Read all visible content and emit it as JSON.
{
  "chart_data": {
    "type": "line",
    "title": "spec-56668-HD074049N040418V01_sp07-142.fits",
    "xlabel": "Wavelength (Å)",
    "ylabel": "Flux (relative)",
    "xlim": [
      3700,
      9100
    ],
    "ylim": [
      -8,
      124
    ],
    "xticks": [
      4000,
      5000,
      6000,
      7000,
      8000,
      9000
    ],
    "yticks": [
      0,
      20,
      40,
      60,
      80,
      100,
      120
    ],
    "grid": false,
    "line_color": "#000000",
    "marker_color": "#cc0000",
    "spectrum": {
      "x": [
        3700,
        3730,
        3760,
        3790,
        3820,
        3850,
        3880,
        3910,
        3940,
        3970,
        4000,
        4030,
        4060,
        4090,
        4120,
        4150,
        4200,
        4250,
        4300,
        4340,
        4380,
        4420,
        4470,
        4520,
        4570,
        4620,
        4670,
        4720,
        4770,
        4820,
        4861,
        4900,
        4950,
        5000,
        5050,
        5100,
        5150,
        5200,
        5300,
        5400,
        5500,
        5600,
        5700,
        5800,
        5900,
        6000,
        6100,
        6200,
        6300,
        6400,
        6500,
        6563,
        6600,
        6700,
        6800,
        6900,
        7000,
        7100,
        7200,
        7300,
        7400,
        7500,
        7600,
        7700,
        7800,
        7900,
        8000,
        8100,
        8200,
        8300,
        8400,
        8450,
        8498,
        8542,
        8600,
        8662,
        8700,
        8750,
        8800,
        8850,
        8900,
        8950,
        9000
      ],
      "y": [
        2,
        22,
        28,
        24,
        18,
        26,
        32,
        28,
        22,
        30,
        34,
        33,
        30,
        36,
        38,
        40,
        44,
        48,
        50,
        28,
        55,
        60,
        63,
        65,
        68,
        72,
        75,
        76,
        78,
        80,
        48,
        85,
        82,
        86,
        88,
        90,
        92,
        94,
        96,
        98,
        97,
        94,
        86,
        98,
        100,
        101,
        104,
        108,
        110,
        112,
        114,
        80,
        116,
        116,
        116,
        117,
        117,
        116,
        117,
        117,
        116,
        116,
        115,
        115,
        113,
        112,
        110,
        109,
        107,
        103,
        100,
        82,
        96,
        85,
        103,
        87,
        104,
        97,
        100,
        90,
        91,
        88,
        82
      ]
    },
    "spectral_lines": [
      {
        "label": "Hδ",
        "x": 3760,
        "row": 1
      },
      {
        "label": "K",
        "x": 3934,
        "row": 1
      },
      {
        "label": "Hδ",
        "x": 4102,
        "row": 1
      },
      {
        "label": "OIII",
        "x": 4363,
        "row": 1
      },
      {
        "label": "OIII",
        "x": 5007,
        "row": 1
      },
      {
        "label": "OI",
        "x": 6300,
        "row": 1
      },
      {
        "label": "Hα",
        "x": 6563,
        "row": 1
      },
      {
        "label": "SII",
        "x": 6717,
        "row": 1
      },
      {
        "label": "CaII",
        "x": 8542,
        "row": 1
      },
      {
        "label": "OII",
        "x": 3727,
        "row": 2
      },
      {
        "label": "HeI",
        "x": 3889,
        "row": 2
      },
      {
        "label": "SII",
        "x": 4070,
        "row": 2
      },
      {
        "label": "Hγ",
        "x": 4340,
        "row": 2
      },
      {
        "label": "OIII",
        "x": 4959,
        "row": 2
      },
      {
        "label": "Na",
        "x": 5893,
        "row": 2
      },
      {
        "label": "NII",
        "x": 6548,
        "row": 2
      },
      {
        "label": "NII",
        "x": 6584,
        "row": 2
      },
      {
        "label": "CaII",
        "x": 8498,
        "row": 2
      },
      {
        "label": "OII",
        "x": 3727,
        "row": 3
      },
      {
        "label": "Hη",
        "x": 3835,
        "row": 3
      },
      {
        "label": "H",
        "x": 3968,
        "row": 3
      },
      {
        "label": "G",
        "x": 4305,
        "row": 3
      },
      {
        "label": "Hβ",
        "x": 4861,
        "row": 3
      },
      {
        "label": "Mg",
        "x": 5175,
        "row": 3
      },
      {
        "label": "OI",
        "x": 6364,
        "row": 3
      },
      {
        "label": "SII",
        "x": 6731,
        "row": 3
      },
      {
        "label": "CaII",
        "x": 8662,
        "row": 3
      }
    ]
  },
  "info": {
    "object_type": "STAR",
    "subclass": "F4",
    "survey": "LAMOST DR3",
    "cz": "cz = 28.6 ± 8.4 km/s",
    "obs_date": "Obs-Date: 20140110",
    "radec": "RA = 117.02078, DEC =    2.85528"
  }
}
● ● ● ● ●
What is being asked:
Restate the data above word for word, please.

Reply:
Read all visible content and emit it as JSON.
{
  "chart_data": {
    "type": "line",
    "title": "spec-56668-HD074049N040418V01_sp07-142.fits",
    "xlabel": "Wavelength (Å)",
    "ylabel": "Flux (relative)",
    "xlim": [
      3700,
      9100
    ],
    "ylim": [
      -8,
      124
    ],
    "xticks": [
      4000,
      5000,
      6000,
      7000,
      8000,
      9000
    ],
    "yticks": [
      0,
      20,
      40,
      60,
      80,
      100,
      120
    ],
    "grid": false,
    "line_color": "#000000",
    "marker_color": "#cc0000",
    "spectrum": {
      "x": [
        3700,
        3730,
        3760,
        3790,
        3820,
        3850,
        3880,
        3910,
        3940,
        3970,
        4000,
        4030,
        4060,
        4090,
        4120,
        4150,
        4200,
        4250,
        4300,
        4340,
        4380,
        4420,
        4470,
        4520,
        4570,
        4620,
        4670,
        4720,
        4770,
        4820,
        4861,
        4900,
        4950,
        5000,
        5050,
        5100,
        5150,
        5200,
        5300,
        5400,
        5500,
        5600,
        5700,
        5800,
        5900,
        6000,
        6100,
        6200,
        6300,
        6400,
        6500,
        6563,
        6600,
        6700,
        6800,
        6900,
        7000,
        7100,
        7200,
        7300,
        7400,
        7500,
        7600,
        7700,
        7800,
        7900,
        8000,
        8100,
        8200,
        8300,
        8400,
        8450,
        8498,
        8542,
        8600,
        8662,
        8700,
        8750,
        8800,
        8850,
        8900,
        8950,
        9000
      ],
      "y": [
        2,
        22,
        28,
        24,
        18,
        26,
        32,
        28,
        22,
        30,
        34,
        33,
        30,
        36,
        38,
        40,
        44,
        48,
        50,
        28,
        55,
        60,
        63,
        65,
        68,
        72,
        75,
        76,
        78,
        80,
        48,
        85,
        82,
        86,
        88,
        90,
        92,
        94,
        96,
        98,
        97,
        94,
        86,
        98,
        100,
        101,
        104,
        108,
        110,
        112,
        114,
        80,
        116,
        116,
        116,
        117,
        117,
        116,
        117,
        117,
        116,
        116,
        115,
        115,
        113,
        112,
        110,
        109,
        107,
        103,
        100,
        82,
        96,
        85,
        103,
        87,
        104,
        97,
        100,
        90,
        91,
        88,
        82
      ]
    },
    "spectral_lines": [
      {
        "label": "Hδ",
        "x": 3760,
        "row": 1
      },
      {
        "label": "K",
        "x": 3934,
        "row": 1
      },
      {
        "label": "Hδ",
        "x": 4102,
        "row": 1
      },
      {
        "label": "OIII",
        "x": 4363,
        "row": 1
      },
      {
        "label": "OIII",
        "x": 5007,
        "row": 1
      },
      {
        "label": "OI",
        "x": 6300,
        "row": 1
      },
      {
        "label": "Hα",
        "x": 6563,
        "row": 1
      },
      {
        "label": "SII",
        "x": 6717,
        "row": 1
      },
      {
        "label": "CaII",
        "x": 8542,
        "row": 1
      },
      {
        "label": "OII",
        "x": 3727,
        "row": 2
      },
      {
        "label": "HeI",
        "x": 3889,
        "row": 2
      },
      {
        "label": "SII",
        "x": 4070,
        "row": 2
      },
      {
        "label": "Hγ",
        "x": 4340,
        "row": 2
      },
      {
        "label": "OIII",
        "x": 4959,
        "row": 2
      },
      {
        "label": "Na",
        "x": 5893,
        "row": 2
      },
      {
        "label": "NII",
        "x": 6548,
        "row": 2
      },
      {
        "label": "NII",
        "x": 6584,
        "row": 2
      },
      {
        "label": "CaII",
        "x": 8498,
        "row": 2
      },
      {
        "label": "OII",
        "x": 3727,
        "row": 3
      },
      {
        "label": "Hη",
        "x": 3835,
        "row": 3
      },
      {
        "label": "H",
        "x": 3968,
        "row": 3
      },
      {
        "label": "G",
        "x": 4305,
        "row": 3
      },
      {
        "label": "Hβ",
        "x": 4861,
        "row": 3
      },
      {
        "label": "Mg",
        "x": 5175,
        "row": 3
      },
      {
        "label": "OI",
        "x": 6364,
        "row": 3
      },
      {
        "label": "SII",
        "x": 6731,
        "row": 3
      },
      {
        "label": "CaII",
        "x": 8662,
        "row": 3
      }
    ]
  },
  "info": {
    "object_type": "STAR",
    "subclass": "F4",
    "survey": "LAMOST DR3",
    "cz": "cz = 28.6 ± 8.4 km/s",
    "obs_date": "Obs-Date: 20140110",
    "radec": "RA = 117.02078, DEC =    2.85528"
  }
}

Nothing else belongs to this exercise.